* _Your instructions_
Transcribe the records below exactly as they appear.

* _Exercise materials_
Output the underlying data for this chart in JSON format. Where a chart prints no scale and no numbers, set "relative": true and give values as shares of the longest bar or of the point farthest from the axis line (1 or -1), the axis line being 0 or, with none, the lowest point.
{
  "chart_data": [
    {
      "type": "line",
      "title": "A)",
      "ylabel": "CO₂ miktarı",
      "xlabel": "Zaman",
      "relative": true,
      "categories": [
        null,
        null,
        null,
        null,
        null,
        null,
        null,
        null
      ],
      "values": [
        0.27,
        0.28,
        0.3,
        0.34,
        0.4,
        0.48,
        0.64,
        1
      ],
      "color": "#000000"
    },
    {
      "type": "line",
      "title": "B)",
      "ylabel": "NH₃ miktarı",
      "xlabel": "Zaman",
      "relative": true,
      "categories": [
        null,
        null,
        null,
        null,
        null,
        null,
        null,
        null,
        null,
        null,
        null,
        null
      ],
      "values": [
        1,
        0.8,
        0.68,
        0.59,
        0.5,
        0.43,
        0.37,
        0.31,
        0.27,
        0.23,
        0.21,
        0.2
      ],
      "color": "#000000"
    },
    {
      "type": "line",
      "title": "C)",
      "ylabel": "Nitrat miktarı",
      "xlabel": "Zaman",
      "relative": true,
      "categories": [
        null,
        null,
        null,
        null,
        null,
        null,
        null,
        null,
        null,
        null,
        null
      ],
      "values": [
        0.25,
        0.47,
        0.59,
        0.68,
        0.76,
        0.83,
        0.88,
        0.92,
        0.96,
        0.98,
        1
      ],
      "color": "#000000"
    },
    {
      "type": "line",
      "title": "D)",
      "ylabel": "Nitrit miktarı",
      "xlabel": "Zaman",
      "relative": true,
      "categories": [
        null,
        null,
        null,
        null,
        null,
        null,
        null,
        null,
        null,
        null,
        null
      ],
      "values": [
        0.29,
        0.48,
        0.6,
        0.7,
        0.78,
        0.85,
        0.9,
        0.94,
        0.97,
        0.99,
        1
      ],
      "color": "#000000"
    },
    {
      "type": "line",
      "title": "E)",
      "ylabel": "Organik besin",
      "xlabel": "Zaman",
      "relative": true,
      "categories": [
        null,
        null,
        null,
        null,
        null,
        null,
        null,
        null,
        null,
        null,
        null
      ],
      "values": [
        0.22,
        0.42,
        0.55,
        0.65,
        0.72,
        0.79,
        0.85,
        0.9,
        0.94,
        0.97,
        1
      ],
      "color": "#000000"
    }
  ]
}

* _Written reply_
Output the underlying data for this chart in JSON format. Where a chart prints no scale and no numbers, set "relative": true and give values as shares of the longest bar or of the point farthest from the axis line (1 or -1), the axis line being 0 or, with none, the lowest point.
{
  "chart_data": [
    {
      "type": "line",
      "title": "A)",
      "ylabel": "CO₂ miktarı",
      "xlabel": "Zaman",
      "relative": true,
      "categories": [
        null,
        null,
        null,
        null,
        null,
        null,
        null,
        null
      ],
      "values": [
        0.27,
        0.28,
        0.3,
        0.34,
        0.4,
        0.48,
        0.64,
        1
      ],
      "color": "#000000"
    },
    {
      "type": "line",
      "title": "B)",
      "ylabel": "NH₃ miktarı",
      "xlabel": "Zaman",
      "relative": true,
      "categories": [
        null,
        null,
        null,
        null,
        null,
        null,
        null,
        null,
        null,
        null,
        null,
        null
      ],
      "values": [
        1,
        0.8,
        0.68,
        0.59,
        0.5,
        0.43,
        0.37,
        0.31,
        0.27,
        0.23,
        0.21,
        0.2
      ],
      "color": "#000000"
    },
    {
      "type": "line",
      "title": "C)",
      "ylabel": "Nitrat miktarı",
      "xlabel": "Zaman",
      "relative": true,
      "categories": [
        null,
        null,
        null,
        null,
        null,
        null,
        null,
        null,
        null,
        null,
        null
      ],
      "values": [
        0.25,
        0.47,
        0.59,
        0.68,
        0.76,
        0.83,
        0.88,
        0.92,
        0.96,
        0.98,
        1
      ],
      "color": "#000000"
    },
    {
      "type": "line",
      "title": "D)",
      "ylabel": "Nitrit miktarı",
      "xlabel": "Zaman",
      "relative": true,
      "categories": [
        null,
        null,
        null,
        null,
        null,
        null,
        null,
        null,
        null,
        null,
        null
      ],
      "values": [
        0.29,
        0.48,
        0.6,
        0.7,
        0.78,
        0.85,
        0.9,
        0.94,
        0.97,
        0.99,
        1
      ],
      "color": "#000000"
    },
    {
      "type": "line",
      "title": "E)",
      "ylabel": "Organik besin",
      "xlabel": "Zaman",
      "relative": true,
      "categories": [
        null,
        null,
        null,
        null,
        null,
        null,
        null,
        null,
        null,
        null,
        null
      ],
      "values": [
        0.22,
        0.42,
        0.55,
        0.65,
        0.72,
        0.79,
        0.85,
        0.9,
        0.94,
        0.97,
        1
      ],
      "color": "#000000"
    }
  ]
}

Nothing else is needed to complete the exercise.